Selected text -
** Begin **

Testing Practices and Standards

Status: approved Date: 2021-11-23 (approved on 2022-05-23) Authors: @Callisto13 Deciders: @Callisto13 @jmickey @richardcase @yitsushi

Context

The codebase is moving from POC to a production alpha release. Part of getting production ready is increasing confidence in and quality of the code via automated tests. As it stands, a fair amount needs to be backfilled, and as the product grows more will need to be added. This proposal establishes some base rules and practices which all maintainers and contributors agree to follow when writing tests.

Scope

The scope is quite broad, and the topic one which inevitably invites Opinions. This doc establishes a baseline of what testing elements would constitute an acceptable PR submission. This ADR is more capturing what we currently do and giving space to expand, consider and alter, than me prescribing a new way of doing things.

Topics (include but not limited to):

When to write tests
Coverage
Behaviour
Mocking
Refactoring
Gomega
Table tests
Unit tests
Integration tests
End to end tests

Decision

When to write tests

Always. A PR which adds new or changes existing Go code must always come with corresponding tests which cover all paths.

Coverage

All PRs currently run test-with-cov which generates a coverage report.

Coverage is a useless metric (unless it is zero) and it is disturbingly easy to get to 100% without actually testing anything at all. Furthermore, our report is notoriously inaccurate (coverage appears to change on pure docs PRs) although this has recently improved.

We have discussed the value of having this report at all, given few of us read it and it is mostly noise. We did concede that it is useful to have something on PRs purely to check that tests have been added, if for no other reason than it saves the maintainers/reviewers having to read and nudge.

While again the coverage report should be taken with a bucket of salt, a variation in the red of more than 5% should raise flags: the submitter should review their both tests and code to discover gaps.

True coverage

Generated coverage is not true coverage*: it indicates that code paths have been hit... and that's it. Automation will not know, for example, whether anything is verified after a method call: it will not know whether something is tested well.

* Lol yeh true coverage is not a "thing", as really it is subjective and circumstantial. In this case I mean a shorthand for "coverage of what we care about", which is; "does my stuff behave the way it should?"

Tests should be reviewed as critically as any other code, and it is up to the reviewer to determine whether coverage is sufficient.

Those who T/BDD will naturally get to 100% true coverage with very little thought or effort. Those who don't should actively try to break their code and tests after they have written them.

Testing behaviour, not lines

In order to get true coverage we test against behaviour rather than implementation. In other words; we don't test that various internal pathways have been traversed, we test that the correct set of outcomes have occurred based on a given set of inputs.

Eg:

If something is supposed to return an object, validate that the outcome values are as expected given the inputs.

** End **

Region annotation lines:
** Begin **

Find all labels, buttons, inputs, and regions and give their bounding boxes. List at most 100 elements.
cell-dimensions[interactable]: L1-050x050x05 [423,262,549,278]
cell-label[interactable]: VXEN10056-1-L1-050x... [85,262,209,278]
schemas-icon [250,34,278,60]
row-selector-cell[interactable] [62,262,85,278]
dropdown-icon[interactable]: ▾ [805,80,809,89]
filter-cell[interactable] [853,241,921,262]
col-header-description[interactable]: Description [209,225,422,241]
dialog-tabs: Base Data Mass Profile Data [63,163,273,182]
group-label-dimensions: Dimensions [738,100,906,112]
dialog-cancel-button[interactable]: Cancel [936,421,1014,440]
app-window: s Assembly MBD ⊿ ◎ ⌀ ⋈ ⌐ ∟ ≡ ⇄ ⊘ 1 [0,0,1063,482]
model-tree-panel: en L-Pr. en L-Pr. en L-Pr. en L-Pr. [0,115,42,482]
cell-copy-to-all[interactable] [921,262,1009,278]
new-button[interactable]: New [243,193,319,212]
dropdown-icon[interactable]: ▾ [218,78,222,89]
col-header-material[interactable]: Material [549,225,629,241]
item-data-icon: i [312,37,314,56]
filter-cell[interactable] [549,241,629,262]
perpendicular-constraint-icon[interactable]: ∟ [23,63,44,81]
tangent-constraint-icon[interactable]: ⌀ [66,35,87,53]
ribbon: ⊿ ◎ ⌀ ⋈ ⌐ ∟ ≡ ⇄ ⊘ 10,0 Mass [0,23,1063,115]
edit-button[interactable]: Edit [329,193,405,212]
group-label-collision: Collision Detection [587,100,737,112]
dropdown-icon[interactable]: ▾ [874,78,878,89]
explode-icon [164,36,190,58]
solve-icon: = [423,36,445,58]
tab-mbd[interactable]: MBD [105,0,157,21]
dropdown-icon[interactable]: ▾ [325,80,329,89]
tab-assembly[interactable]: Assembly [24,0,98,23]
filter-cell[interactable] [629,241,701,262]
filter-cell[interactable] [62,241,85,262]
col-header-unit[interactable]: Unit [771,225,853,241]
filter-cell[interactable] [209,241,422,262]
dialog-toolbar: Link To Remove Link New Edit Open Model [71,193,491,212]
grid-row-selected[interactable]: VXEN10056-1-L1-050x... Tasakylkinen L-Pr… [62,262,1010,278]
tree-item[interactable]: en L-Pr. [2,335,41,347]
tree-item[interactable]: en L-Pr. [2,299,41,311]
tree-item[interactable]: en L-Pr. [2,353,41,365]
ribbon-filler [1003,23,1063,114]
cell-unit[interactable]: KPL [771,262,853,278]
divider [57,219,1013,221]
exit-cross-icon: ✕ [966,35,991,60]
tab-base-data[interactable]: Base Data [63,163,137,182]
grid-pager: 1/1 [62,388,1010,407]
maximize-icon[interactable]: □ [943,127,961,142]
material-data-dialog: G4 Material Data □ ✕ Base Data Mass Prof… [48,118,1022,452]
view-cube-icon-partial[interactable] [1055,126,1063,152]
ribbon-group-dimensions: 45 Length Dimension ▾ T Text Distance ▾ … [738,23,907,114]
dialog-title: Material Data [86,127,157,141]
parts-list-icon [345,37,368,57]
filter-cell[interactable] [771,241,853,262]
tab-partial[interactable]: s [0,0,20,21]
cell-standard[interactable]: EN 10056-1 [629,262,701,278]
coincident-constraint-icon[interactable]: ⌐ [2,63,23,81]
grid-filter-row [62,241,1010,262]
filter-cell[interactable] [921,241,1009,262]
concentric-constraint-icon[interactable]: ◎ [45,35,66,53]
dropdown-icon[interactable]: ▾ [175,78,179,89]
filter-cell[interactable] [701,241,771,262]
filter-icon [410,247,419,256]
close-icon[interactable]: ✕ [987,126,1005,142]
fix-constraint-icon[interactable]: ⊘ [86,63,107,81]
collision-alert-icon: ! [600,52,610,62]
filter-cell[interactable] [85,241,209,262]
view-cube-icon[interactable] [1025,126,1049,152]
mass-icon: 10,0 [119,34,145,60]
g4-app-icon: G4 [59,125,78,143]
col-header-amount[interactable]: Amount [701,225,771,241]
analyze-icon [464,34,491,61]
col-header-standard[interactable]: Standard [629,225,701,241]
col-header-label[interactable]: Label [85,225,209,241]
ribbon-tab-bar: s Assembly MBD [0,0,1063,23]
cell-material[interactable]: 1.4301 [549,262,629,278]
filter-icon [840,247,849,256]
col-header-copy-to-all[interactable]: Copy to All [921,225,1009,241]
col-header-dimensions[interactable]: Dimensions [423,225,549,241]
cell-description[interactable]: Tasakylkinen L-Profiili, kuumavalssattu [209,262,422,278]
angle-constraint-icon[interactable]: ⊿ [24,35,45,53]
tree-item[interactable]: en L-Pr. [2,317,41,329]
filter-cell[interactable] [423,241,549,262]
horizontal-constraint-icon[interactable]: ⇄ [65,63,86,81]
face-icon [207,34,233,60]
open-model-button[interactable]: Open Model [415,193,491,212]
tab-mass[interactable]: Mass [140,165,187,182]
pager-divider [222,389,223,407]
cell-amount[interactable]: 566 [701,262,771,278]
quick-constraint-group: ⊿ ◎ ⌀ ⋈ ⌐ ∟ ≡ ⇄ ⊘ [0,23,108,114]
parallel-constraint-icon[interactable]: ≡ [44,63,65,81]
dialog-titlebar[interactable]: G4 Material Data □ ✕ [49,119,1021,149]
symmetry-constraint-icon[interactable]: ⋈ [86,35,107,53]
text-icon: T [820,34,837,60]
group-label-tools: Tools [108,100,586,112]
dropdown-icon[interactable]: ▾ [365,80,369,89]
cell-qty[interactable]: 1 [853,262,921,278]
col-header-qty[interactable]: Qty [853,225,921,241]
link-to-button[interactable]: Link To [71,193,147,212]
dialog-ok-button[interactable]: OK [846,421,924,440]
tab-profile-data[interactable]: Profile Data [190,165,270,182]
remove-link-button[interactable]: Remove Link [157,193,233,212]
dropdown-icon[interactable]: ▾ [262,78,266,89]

** End **

In the testing practices text, how large a drop in the coverage report should raise flags? These lines come from a different source than the text above them.

A variation in the red of more than 5% should raise flags.